作業指示:
a - スペシャルティコーヒーに関する記事のうち、「1つは品質が高いこと。そしてもう1つは、トレーサビリティが取れることです。」から始まり「ャロとかが分類されています。」で終わる部分を、「トレーサビリティ」を「追跡可能性」に置き換えて書き出してください。
b - スペシャルティコーヒーに関する記事をもとに、次の問いに答えてください。
(i) プロジェクトで指導を担当したのは誰ですか。
(ii) スペシャルティコーヒーと呼ばれるための2つの定義は何ですか。
(iii) スペシャルティコーヒーの下のグレードに分類されるものとして、どのコーヒーが挙げられていますか。

出典文書:
□ □ □ □ □

スペシャルティコーヒーと呼ばれるための2つの条件とは?
THE COFFEESHOP PRESENTS ” スペシャルティコーヒー女子応援プロジェクト! ” 第三回目の本日は、『スペシャルティコーヒー』ってなに?というお話。
《スペシャルティコーヒー女子応援プロジェクトとは》
まったくのコーヒー初心者から、スペシャルティコーヒーの美味しさ、楽しさ、奥深さを知り、やがて独り立ち(大げさ)していくまでを追ったドキュメンタリー。THE COFFEESHOP のロースター萩原が指導を担当。全力でサポートさせていただきました。
*この記事は、Youtubeチャンネルにて公開した動画『スペシャルティコーヒーって?<スペシャルティコーヒー女子応援プロジェクト!初心者編>』の内容を文字起こし、記事用に一部脚色したものです。
スペシャルティコーヒー女子応援プロジェクト
▼萩原
こんにちは。THE COFFEESHOPの萩原です。
今回もスペシャルティコーヒー女子企画ということで、西本あすかさんと一緒に勉強していきたいと思います。
▽西本
よろしくお願いします!
▼萩原
早速ですが、スペシャルティコーヒーと呼ばれるための定義は、大きく分けて2つあります。
1つは品質が高いこと。そしてもう1つは、トレーサビリティが取れることです。
▽西本
トレーサビリティ???
▼萩原
トレーサビリティです。後ほど説明しますね。
で、その2つの条件を満たしているコーヒーというのは、コーヒー全体の生産量のうち、上位5%以下程度という風に言われています。
▽西本
少ないですね!
▼萩原
段々と増えてきているんですけど、大体これぐらいの量しかないという風に言われています。
ちなみに、スペシャルティコーヒーの下のグレードを、プレミアムコーヒーとかブランドコーヒーとかって言ったりするんですけど、ここにはブルーマウンテンとか、キリマンジャロとかが分類されています。
▽西本
ブルーマウンテン!キリマンジャロ!聞いたことありますね。

□ □ □ □ □

所与のエントリ:
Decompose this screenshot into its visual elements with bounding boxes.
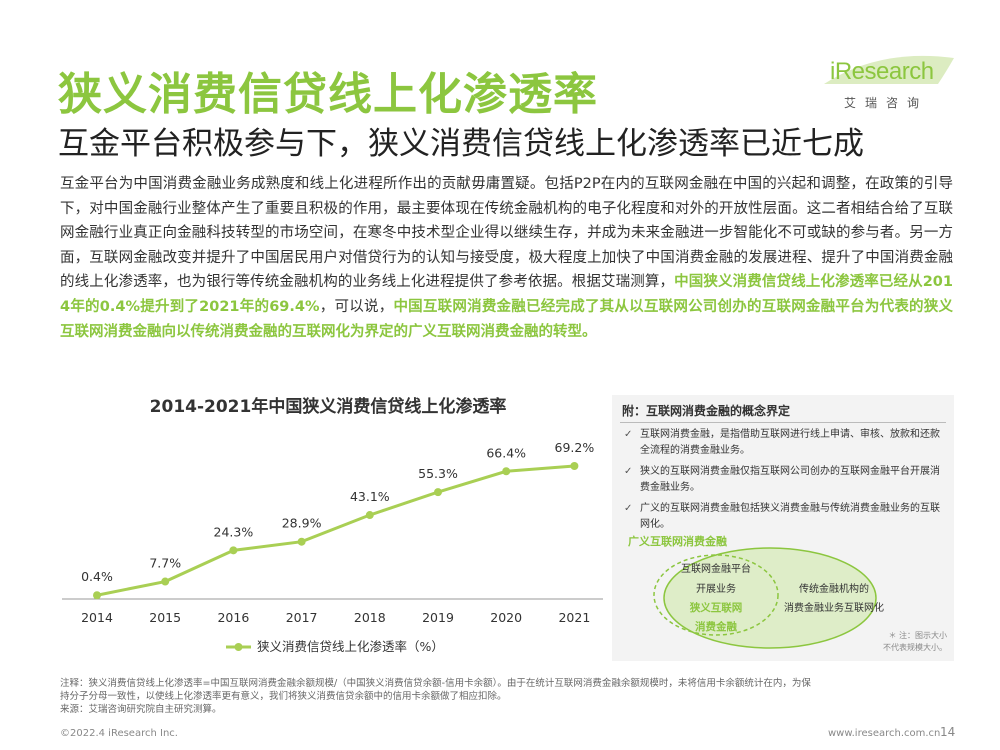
- footnote-line-2: 持分子分母一致性，以使线上化渗透率更有意义，我们将狭义消费信贷余额中的信用卡余额…: [60, 691, 507, 702]
- panel-item-text: 狭义的互联网消费金融仅指互联网公司创办的互联网金融平台开展消费金融业务。: [640, 466, 940, 493]
- data-label: 55.3%: [418, 466, 458, 481]
- data-point: [502, 467, 511, 476]
- narrow-ellipse: [653, 554, 779, 636]
- data-point: [434, 488, 442, 497]
- intro-paragraph: 互金平台为中国消费金融业务成熟度和线上化进程所作出的贡献毋庸置疑。包括P2P在内…: [60, 172, 953, 344]
- inner-label-1: 互联网金融平台: [681, 562, 751, 575]
- page-title: 狭义消费信贷线上化渗透率: [58, 69, 598, 120]
- diagram-note-1: ＊ 注：图示大小: [888, 630, 947, 640]
- intro-text-2: ，可以说，: [319, 298, 394, 315]
- traditional-label-2: 消费金融业务互联网化: [784, 601, 884, 614]
- panel-item: ✓ 广义的互联网消费金融包括狭义消费金融与传统消费金融业务的互联网化。: [620, 501, 946, 533]
- broad-label: 广义互联网消费金融: [628, 534, 727, 548]
- data-label: 7.7%: [149, 556, 181, 571]
- page-subtitle: 互金平台积极参与下，狭义消费信贷线上化渗透率已近七成: [58, 126, 864, 162]
- concept-venn-diagram: 广义互联网消费金融 互联网金融平台 开展业务 狭义互联网 消费金融 传统金融机构…: [628, 534, 947, 652]
- panel-item-text: 广义的互联网消费金融包括狭义消费金融与传统消费金融业务的互联网化。: [640, 503, 940, 530]
- copyright: ©2022.4 iResearch Inc.: [60, 728, 178, 739]
- page-number: 14: [940, 725, 956, 739]
- data-point: [93, 591, 101, 600]
- data-label: 24.3%: [214, 524, 254, 539]
- diagram-note-2: 不代表规模大小。: [883, 642, 947, 652]
- panel-list: ✓ 互联网消费金融，是指借助互联网进行线上申请、审核、放款和还款全流程的消费金融业…: [620, 427, 946, 538]
- data-point: [570, 462, 579, 470]
- panel-item-text: 互联网消费金融，是指借助互联网进行线上申请、审核、放款和还款全流程的消费金融业务…: [640, 429, 940, 456]
- check-icon: ✓: [624, 503, 633, 514]
- panel-divider: [620, 422, 946, 423]
- footnote-source: 来源：艾瑞咨询研究院自主研究测算。: [60, 704, 222, 715]
- x-tick-label: 2018: [354, 610, 386, 625]
- panel-item: ✓ 互联网消费金融，是指借助互联网进行线上申请、审核、放款和还款全流程的消费金融业…: [620, 427, 946, 459]
- narrow-label-2: 消费金融: [695, 620, 737, 633]
- traditional-label-1: 传统金融机构的: [799, 582, 869, 595]
- chart-title: 2014-2021年中国狭义消费信贷线上化渗透率: [149, 397, 507, 417]
- data-point: [161, 577, 170, 586]
- footer-url: www.iresearch.com.cn: [828, 728, 941, 739]
- narrow-label-1: 狭义互联网: [689, 601, 743, 614]
- footer-notes: 注释：狭义消费信贷线上化渗透率=中国互联网消费金融余额规模/（中国狭义消费信贷余…: [60, 677, 955, 716]
- data-label: 28.9%: [282, 516, 322, 531]
- panel-item: ✓ 狭义的互联网消费金融仅指互联网公司创办的互联网金融平台开展消费金融业务。: [620, 464, 946, 496]
- x-tick-label: 2019: [422, 610, 454, 625]
- data-label: 43.1%: [350, 489, 390, 504]
- footnote-line-1: 注释：狭义消费信贷线上化渗透率=中国互联网消费金融余额规模/（中国狭义消费信贷余…: [60, 678, 811, 689]
- data-point: [365, 511, 374, 520]
- data-label: 0.4%: [81, 569, 113, 584]
- legend-marker: [234, 643, 243, 651]
- concept-panel: 附：互联网消费金融的概念界定 ✓ 互联网消费金融，是指借助互联网进行线上申请、审核…: [612, 395, 954, 661]
- series-line: [96, 464, 575, 597]
- iresearch-logo: iResearch 艾瑞咨询: [820, 54, 960, 114]
- panel-title: 附：互联网消费金融的概念界定: [622, 404, 791, 418]
- intro-highlight-1: 中国狭义消费信贷线上化渗透率已经从2014年的0.4%提升到了2021年的69.…: [60, 274, 953, 315]
- check-icon: ✓: [624, 429, 633, 440]
- intro-text-1: 互金平台为中国消费金融业务成熟度和线上化进程所作出的贡献毋庸置疑。包括P2P在内…: [60, 176, 953, 291]
- data-point: [229, 546, 238, 555]
- x-tick-label: 2021: [558, 610, 590, 625]
- x-tick-label: 2014: [81, 610, 113, 625]
- inner-label-2: 开展业务: [696, 582, 736, 595]
- check-icon: ✓: [624, 466, 633, 477]
- logo-leaf-icon: [824, 55, 954, 84]
- data-label: 66.4%: [486, 445, 526, 460]
- broad-ellipse: [663, 547, 877, 649]
- logo-chinese: 艾瑞咨询: [844, 96, 929, 110]
- legend-label: 狭义消费信贷线上化渗透率（%）: [257, 639, 444, 654]
- x-tick-label: 2016: [217, 610, 249, 625]
- x-tick-label: 2015: [149, 610, 181, 625]
- x-tick-label: 2020: [490, 610, 522, 625]
- x-tick-label: 2017: [286, 610, 318, 625]
- data-label: 69.2%: [555, 440, 595, 455]
- logo-wordmark: iResearch: [830, 58, 934, 85]
- data-point: [297, 537, 306, 546]
- intro-highlight-2: 中国互联网消费金融已经完成了其从以互联网公司创办的互联网金融平台为代表的狭义互联…: [60, 298, 954, 340]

□ □ □ □ □

解答:
a -
1つは品質が高いこと。そしてもう1つは、追跡可能性が取れることです。
▽西本
追跡可能性???
▼萩原
追跡可能性です。後ほど説明しますね。
で、その2つの条件を満たしているコーヒーというのは、コーヒー全体の生産量のうち、上位5%以下程度という風に言われています。
▽西本
少ないですね!
▼萩原
段々と増えてきているんですけど、大体これぐらいの量しかないという風に言われています。
ちなみに、スペシャルティコーヒーの下のグレードを、プレミアムコーヒーとかブランドコーヒーとかって言ったりするんですけど、ここにはブルーマウンテンとか、キリマンジャロとかが分類されています。

b -
(i) THE COFFEESHOPのロースターである萩原です。
(ii) 品質が高いことと、トレーサビリティが取れることです。
(iii) ブルーマウンテンとキリマンジャロです。